──────── The data

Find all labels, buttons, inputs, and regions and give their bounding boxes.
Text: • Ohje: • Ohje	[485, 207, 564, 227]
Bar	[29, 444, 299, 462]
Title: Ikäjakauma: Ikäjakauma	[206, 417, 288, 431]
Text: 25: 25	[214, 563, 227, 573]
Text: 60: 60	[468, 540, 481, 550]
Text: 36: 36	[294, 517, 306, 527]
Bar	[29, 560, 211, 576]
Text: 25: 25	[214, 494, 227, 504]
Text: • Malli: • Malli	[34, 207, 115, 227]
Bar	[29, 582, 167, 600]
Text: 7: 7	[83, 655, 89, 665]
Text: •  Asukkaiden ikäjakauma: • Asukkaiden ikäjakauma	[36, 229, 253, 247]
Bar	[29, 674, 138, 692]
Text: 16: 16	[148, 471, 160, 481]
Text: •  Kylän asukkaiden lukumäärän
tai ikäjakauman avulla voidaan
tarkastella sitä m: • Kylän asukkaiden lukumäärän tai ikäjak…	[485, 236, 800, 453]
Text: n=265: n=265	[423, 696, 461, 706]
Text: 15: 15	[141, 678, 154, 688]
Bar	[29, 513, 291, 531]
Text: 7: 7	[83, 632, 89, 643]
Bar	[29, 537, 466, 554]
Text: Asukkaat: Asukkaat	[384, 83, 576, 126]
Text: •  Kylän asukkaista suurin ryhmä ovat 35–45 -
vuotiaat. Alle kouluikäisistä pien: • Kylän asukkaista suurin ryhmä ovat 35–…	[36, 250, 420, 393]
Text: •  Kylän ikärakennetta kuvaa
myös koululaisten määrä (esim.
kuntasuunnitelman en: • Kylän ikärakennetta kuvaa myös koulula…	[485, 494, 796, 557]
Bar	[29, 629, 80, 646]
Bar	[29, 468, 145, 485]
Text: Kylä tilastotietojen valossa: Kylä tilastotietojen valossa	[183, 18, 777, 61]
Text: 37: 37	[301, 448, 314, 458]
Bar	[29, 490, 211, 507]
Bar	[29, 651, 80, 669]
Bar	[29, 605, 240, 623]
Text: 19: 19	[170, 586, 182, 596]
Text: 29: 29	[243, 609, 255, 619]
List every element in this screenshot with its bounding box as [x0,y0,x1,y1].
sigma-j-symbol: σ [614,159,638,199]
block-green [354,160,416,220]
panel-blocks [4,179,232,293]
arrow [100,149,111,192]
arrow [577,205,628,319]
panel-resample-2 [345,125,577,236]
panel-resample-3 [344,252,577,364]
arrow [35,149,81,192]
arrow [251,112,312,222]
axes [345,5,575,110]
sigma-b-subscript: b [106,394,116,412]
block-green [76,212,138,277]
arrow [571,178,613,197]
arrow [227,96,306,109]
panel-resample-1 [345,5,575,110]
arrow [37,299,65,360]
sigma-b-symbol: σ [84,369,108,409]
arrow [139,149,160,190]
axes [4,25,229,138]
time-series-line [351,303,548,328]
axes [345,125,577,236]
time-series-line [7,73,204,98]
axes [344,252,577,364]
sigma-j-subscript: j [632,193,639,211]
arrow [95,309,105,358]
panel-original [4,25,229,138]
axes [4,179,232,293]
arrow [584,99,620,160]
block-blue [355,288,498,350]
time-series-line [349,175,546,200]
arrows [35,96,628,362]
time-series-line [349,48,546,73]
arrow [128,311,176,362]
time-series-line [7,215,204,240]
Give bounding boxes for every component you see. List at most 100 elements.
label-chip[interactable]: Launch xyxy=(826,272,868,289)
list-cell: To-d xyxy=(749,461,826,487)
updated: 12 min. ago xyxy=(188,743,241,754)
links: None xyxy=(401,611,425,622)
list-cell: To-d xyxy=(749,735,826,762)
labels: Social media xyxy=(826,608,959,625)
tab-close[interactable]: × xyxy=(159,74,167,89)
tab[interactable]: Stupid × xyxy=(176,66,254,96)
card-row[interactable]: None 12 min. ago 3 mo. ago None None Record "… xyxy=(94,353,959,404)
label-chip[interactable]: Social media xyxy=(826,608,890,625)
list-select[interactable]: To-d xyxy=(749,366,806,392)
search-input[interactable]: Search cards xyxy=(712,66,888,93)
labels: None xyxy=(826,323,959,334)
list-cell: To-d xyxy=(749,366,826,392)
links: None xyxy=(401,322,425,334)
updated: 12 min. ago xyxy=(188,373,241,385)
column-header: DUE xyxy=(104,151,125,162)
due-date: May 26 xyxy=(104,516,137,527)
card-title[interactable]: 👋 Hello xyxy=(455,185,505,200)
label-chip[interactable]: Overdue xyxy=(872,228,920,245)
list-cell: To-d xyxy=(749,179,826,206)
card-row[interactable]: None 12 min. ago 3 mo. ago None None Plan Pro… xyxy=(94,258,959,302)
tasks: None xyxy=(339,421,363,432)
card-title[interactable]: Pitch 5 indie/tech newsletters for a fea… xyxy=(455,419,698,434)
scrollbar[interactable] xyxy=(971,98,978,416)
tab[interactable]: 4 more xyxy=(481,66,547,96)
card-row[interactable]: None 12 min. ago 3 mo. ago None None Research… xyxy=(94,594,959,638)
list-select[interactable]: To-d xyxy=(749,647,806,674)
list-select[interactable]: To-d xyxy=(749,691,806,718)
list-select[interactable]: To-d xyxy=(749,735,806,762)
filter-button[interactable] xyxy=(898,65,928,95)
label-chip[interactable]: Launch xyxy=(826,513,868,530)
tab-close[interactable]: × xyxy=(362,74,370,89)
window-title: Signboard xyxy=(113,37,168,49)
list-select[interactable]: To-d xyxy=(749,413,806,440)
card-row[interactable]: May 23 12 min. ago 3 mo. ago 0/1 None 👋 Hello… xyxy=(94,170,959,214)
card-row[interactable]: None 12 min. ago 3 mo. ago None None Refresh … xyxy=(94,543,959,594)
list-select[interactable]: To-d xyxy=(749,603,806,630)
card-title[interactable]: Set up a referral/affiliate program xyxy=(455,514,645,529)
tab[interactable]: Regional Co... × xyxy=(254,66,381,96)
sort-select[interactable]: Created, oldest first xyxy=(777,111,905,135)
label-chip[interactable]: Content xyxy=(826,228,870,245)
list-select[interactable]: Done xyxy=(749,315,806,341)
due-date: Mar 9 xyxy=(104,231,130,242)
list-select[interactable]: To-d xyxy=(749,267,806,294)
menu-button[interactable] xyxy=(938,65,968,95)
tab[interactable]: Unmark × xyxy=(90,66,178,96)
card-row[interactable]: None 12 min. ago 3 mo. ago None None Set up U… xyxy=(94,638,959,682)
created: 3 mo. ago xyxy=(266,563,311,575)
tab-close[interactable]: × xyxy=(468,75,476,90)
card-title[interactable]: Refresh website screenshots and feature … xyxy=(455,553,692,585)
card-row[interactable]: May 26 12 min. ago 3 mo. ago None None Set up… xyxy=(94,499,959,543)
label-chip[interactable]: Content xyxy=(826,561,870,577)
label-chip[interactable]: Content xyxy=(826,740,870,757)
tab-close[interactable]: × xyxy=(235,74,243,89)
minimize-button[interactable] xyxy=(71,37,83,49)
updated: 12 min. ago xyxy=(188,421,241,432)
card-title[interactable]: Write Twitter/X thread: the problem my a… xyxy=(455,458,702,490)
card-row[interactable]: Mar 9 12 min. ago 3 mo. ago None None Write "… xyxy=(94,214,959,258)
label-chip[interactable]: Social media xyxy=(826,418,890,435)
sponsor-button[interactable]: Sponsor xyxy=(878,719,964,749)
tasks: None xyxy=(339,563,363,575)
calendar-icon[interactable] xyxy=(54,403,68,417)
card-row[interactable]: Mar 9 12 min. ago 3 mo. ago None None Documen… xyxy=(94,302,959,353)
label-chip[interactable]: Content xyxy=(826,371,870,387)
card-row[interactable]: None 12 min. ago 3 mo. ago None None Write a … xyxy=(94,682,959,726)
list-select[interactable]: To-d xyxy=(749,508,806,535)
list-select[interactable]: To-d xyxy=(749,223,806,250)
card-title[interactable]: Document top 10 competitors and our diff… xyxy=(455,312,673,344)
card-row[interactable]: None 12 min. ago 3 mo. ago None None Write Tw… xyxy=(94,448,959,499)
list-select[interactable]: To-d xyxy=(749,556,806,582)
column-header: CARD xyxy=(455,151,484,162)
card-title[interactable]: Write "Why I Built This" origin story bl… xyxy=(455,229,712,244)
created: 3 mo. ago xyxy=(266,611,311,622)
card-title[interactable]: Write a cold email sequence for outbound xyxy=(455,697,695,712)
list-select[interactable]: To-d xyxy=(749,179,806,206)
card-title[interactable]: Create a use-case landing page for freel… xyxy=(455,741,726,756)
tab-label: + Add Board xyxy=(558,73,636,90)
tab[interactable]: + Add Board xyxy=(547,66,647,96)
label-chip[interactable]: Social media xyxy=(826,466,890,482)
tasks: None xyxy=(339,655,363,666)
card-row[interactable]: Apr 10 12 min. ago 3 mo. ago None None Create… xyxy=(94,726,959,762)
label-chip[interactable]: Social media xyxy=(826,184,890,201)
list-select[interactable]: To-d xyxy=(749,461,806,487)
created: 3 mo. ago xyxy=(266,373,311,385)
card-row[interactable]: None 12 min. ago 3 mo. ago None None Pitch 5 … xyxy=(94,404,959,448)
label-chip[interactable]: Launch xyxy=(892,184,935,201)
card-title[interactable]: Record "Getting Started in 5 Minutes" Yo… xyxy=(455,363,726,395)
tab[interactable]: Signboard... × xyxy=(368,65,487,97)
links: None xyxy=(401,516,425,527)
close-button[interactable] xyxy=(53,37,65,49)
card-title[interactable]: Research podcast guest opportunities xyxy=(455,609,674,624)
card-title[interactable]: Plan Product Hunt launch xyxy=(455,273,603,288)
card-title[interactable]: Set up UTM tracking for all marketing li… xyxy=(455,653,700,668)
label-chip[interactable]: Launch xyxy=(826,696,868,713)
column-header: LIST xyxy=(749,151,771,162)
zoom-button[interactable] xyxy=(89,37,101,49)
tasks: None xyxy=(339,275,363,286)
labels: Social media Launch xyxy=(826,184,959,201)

────────────────

- [Task objective] Return each line of the data above that contains the string "header". Case matters.

- [Output of the task]
column-header: DUE xyxy=(104,151,125,162)
column-header: CARD xyxy=(455,151,484,162)
column-header: LIST xyxy=(749,151,771,162)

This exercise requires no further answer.